**PROBLEM REQUIREMENTS:**
Search the listing below for "развития". Copy each matching line.
## START EXTRACTED DATA
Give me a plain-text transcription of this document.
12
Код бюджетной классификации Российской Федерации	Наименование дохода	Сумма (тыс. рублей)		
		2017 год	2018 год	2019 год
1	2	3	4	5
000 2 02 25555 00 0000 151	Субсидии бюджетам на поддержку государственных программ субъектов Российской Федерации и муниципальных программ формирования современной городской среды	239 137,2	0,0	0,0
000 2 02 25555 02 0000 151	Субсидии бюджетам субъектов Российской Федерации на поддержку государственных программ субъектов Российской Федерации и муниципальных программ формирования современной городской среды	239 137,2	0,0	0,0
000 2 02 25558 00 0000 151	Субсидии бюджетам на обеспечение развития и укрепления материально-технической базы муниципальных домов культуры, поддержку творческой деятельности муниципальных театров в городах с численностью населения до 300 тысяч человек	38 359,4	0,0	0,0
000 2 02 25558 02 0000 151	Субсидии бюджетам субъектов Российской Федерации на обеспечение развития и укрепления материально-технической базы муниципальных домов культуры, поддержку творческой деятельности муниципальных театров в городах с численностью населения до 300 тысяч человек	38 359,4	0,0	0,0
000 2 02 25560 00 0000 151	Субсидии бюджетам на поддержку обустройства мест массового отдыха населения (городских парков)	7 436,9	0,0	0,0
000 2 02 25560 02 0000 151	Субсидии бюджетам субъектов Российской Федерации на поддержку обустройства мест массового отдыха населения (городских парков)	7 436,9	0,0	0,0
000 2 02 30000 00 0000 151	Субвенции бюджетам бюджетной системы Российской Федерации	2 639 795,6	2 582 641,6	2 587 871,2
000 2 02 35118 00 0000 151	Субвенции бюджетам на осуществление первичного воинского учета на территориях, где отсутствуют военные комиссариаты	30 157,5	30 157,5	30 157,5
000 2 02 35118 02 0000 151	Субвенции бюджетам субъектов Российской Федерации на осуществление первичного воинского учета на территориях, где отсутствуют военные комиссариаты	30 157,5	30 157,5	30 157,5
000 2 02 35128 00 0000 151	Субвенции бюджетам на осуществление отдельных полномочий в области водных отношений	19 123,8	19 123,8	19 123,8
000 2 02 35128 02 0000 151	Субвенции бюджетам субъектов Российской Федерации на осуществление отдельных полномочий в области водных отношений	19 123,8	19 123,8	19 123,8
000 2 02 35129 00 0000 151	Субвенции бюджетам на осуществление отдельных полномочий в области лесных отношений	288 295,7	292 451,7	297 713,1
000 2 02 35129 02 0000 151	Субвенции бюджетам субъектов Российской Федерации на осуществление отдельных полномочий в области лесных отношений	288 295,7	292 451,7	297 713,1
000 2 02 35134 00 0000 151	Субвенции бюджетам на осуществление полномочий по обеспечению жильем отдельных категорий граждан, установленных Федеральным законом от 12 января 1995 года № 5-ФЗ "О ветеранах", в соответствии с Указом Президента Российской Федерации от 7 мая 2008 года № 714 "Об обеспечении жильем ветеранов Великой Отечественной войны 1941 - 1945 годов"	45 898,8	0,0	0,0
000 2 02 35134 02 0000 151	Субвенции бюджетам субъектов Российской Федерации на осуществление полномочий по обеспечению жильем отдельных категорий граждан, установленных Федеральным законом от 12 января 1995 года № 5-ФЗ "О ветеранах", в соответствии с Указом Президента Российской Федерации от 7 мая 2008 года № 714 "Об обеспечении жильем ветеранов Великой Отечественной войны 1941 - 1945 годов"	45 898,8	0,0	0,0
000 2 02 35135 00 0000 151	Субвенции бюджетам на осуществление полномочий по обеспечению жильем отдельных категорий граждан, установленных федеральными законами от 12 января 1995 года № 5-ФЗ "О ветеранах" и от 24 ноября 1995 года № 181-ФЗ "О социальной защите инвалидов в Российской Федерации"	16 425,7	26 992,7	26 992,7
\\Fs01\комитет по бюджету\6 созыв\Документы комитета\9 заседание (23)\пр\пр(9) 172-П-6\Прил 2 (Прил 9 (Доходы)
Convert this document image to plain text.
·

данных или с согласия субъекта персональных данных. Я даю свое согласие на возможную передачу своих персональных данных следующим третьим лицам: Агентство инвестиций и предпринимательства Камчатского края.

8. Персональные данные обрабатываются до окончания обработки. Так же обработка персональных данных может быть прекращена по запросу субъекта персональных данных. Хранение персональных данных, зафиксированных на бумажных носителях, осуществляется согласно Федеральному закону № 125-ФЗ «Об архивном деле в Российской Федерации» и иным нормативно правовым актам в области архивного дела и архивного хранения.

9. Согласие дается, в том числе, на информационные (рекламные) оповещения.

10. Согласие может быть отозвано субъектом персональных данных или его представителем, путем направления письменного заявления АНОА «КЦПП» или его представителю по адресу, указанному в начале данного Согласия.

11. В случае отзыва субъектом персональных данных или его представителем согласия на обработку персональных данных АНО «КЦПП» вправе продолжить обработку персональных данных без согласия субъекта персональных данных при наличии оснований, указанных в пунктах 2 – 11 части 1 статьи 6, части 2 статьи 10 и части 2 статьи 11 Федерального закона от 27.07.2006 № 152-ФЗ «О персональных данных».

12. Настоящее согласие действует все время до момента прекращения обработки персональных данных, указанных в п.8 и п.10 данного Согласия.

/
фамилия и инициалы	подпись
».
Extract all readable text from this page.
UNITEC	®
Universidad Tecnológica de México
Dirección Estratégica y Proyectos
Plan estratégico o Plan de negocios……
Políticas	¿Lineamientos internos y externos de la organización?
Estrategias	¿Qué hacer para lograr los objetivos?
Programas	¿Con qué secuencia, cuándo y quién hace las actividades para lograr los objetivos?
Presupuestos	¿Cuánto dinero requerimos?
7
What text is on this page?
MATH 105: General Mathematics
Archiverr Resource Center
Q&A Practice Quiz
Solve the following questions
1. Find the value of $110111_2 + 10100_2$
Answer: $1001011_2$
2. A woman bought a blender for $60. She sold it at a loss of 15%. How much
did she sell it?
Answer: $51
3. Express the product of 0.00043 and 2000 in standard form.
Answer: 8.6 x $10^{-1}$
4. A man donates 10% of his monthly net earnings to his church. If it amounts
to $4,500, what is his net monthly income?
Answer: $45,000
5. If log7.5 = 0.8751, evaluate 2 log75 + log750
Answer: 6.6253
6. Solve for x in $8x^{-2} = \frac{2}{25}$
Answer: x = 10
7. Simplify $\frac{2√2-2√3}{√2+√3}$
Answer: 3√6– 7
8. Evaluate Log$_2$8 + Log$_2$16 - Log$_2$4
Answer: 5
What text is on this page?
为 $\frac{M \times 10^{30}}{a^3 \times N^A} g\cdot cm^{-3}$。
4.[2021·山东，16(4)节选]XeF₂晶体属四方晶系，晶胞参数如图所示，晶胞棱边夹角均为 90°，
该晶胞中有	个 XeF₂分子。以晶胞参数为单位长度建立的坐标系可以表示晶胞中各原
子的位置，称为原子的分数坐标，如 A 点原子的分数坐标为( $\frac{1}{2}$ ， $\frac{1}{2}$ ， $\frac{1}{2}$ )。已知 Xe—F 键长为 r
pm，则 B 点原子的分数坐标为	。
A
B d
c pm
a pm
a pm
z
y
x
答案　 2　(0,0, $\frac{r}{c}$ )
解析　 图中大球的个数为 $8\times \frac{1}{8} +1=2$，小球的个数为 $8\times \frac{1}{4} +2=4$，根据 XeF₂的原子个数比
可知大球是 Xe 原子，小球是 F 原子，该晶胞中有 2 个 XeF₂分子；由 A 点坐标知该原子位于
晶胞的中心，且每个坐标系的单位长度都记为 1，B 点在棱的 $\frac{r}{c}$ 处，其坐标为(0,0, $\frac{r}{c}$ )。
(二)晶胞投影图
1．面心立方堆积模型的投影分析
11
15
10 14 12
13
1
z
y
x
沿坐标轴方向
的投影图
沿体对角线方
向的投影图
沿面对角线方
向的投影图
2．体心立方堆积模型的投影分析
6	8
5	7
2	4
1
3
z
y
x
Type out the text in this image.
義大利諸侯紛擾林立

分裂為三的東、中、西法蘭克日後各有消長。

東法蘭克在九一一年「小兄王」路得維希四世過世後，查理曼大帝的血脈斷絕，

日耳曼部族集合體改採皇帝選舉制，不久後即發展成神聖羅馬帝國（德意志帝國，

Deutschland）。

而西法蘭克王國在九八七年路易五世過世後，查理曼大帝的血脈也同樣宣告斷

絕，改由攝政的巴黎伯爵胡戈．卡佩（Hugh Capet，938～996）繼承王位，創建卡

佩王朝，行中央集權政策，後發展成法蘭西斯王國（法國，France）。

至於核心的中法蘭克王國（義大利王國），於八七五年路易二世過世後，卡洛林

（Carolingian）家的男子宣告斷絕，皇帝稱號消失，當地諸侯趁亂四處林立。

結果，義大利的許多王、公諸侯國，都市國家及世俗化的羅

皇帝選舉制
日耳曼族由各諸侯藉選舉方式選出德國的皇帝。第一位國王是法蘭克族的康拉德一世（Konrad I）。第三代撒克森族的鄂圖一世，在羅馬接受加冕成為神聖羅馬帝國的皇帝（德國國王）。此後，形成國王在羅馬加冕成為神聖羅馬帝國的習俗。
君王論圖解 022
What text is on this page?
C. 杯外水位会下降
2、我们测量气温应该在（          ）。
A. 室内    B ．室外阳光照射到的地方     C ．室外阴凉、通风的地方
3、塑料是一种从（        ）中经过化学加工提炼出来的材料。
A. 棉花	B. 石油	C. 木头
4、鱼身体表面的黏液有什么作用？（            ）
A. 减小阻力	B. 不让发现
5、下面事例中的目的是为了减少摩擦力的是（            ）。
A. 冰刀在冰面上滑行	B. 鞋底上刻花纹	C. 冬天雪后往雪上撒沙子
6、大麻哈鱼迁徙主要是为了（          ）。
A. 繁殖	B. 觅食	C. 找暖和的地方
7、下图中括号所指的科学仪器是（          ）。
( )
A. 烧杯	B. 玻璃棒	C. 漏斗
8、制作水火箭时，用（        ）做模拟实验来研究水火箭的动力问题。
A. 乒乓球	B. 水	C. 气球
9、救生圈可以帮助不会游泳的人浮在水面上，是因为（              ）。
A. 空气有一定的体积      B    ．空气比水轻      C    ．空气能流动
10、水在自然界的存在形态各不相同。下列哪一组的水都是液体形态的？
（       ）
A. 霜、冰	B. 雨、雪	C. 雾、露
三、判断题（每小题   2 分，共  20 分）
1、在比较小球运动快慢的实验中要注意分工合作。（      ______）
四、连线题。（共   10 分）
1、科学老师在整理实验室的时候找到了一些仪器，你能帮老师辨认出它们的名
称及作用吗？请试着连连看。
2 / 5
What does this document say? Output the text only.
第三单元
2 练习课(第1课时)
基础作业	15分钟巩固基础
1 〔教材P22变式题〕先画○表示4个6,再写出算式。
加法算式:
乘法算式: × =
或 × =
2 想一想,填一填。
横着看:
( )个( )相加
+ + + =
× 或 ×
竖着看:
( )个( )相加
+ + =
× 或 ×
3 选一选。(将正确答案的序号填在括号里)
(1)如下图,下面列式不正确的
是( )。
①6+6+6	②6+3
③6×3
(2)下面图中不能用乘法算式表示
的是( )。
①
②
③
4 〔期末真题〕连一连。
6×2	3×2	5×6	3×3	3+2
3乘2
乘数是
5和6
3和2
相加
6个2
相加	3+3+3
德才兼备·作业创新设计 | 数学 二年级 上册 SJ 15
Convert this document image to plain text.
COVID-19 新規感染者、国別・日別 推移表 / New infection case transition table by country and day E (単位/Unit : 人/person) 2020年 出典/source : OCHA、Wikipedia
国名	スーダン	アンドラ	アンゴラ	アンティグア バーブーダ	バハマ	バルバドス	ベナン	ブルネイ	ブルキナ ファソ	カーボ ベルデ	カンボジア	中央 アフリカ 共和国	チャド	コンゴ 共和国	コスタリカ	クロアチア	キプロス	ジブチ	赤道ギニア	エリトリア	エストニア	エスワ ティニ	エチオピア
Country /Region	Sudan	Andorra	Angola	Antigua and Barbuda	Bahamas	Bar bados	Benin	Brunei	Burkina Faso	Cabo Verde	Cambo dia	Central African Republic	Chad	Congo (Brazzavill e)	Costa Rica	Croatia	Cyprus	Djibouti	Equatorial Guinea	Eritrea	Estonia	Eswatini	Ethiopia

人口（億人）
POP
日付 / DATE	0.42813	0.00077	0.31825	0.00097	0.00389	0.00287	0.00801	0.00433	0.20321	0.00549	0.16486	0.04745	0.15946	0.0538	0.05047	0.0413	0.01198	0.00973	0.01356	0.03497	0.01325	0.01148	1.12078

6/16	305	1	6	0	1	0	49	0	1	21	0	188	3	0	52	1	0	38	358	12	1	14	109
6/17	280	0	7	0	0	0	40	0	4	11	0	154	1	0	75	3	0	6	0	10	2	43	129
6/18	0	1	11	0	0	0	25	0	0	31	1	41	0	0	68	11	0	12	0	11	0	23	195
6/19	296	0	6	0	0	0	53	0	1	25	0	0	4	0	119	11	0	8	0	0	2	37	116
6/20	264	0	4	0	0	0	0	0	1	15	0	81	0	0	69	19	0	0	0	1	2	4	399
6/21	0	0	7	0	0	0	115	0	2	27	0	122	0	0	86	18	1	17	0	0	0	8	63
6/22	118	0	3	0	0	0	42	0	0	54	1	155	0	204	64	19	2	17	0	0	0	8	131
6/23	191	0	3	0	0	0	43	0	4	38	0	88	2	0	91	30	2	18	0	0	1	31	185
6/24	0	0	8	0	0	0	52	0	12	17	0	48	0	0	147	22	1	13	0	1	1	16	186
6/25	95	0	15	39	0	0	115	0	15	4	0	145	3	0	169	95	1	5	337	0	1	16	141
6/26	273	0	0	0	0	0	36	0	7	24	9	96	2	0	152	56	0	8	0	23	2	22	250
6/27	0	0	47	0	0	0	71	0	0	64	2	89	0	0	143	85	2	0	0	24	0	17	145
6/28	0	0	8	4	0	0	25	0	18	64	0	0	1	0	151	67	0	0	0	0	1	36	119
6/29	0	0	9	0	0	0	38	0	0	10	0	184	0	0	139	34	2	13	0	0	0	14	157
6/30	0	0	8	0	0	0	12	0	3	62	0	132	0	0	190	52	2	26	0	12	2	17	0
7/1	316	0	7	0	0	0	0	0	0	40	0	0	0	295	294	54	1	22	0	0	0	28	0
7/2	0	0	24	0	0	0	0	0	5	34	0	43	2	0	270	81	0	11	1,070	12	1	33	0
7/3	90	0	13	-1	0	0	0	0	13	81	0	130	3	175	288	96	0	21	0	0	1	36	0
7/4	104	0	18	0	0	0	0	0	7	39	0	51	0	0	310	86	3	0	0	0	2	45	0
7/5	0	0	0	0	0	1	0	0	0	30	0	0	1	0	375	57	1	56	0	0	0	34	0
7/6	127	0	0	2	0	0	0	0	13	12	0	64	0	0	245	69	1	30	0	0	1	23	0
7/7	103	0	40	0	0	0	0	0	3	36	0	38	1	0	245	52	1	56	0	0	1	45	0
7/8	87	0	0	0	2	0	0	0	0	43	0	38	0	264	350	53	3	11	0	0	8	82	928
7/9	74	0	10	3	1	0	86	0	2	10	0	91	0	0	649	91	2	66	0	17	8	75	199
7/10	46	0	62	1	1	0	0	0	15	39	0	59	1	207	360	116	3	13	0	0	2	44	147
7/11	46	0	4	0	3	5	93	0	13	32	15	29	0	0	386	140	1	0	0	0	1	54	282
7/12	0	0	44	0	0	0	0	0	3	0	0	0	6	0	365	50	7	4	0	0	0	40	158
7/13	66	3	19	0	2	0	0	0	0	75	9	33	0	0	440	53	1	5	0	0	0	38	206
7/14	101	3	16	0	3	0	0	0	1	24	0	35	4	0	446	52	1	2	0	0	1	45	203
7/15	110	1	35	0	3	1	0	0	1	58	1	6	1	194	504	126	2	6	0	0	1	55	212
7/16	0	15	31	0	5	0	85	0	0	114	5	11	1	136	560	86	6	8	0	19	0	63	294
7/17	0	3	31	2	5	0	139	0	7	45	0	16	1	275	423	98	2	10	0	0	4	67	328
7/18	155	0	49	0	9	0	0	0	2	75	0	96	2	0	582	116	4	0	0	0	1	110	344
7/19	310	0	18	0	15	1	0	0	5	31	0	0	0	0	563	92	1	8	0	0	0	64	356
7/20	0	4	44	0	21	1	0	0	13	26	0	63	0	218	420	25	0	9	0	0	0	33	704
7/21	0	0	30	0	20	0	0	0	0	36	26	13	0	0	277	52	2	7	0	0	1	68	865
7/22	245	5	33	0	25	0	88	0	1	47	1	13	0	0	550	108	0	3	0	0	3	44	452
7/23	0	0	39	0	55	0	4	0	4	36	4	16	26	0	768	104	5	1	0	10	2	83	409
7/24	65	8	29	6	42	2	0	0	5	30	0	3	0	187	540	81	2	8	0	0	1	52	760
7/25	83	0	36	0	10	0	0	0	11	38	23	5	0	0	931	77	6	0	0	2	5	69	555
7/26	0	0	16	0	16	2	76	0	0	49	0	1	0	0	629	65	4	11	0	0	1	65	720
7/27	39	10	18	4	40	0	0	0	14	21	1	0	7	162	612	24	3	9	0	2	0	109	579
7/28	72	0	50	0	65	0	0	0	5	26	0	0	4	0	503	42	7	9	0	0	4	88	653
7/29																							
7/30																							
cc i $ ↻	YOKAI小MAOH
## END EXTRACTED DATA
**RESPONSE TO THE TASK:**
000 2 02 25558 00 0000 151	Субсидии бюджетам на обеспечение развития и укрепления материально-технической базы муниципальных домов культуры, поддержку творческой деятельности муниципальных театров в городах с численностью населения до 300 тысяч человек	38 359,4	0,0	0,0
000 2 02 25558 02 0000 151	Субсидии бюджетам субъектов Российской Федерации на обеспечение развития и укрепления материально-технической базы муниципальных домов культуры, поддержку творческой деятельности муниципальных театров в городах с численностью населения до 300 тысяч человек	38 359,4	0,0	0,0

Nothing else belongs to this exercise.